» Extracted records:
* * * *

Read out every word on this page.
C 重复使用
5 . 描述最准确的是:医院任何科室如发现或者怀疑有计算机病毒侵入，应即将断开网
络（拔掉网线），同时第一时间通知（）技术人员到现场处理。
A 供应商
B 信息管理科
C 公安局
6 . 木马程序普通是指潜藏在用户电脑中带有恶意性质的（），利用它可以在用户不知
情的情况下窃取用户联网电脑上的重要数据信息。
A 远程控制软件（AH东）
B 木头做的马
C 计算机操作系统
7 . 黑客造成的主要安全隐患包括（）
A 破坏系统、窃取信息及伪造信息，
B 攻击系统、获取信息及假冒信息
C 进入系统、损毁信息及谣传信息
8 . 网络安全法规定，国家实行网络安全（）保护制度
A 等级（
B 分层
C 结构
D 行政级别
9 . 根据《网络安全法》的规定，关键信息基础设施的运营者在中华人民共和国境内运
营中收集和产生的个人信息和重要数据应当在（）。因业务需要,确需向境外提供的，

* * * *

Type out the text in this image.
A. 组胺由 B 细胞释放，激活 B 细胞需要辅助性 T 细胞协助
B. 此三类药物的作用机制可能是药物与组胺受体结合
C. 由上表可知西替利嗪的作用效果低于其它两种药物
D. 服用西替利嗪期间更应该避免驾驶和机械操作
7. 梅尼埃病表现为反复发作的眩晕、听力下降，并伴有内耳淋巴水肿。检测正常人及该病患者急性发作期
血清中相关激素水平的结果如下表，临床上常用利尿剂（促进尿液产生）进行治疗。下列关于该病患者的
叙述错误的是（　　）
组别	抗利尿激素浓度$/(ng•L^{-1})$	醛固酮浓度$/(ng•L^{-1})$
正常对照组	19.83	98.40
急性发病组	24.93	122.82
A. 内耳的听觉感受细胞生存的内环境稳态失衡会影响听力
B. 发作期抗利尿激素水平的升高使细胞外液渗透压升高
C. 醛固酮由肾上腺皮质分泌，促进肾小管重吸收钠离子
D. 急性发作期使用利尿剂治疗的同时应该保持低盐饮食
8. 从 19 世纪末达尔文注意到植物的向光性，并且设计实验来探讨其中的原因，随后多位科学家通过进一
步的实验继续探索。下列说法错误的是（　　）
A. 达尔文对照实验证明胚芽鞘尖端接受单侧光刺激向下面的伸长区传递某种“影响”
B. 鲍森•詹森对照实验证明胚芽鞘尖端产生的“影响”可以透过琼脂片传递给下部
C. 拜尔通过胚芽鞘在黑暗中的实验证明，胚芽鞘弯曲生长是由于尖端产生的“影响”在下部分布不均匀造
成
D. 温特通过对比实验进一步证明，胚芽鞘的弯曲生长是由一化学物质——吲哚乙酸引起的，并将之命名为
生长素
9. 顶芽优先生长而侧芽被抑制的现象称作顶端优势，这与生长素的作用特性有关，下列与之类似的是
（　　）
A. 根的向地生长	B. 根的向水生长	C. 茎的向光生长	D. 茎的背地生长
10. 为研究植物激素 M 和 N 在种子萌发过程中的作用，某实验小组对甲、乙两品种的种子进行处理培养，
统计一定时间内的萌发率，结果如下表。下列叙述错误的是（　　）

* * * *

» Work instructions: Say how many lines of the data include the word "this". Respond with the number alone.

» Output of the task: 2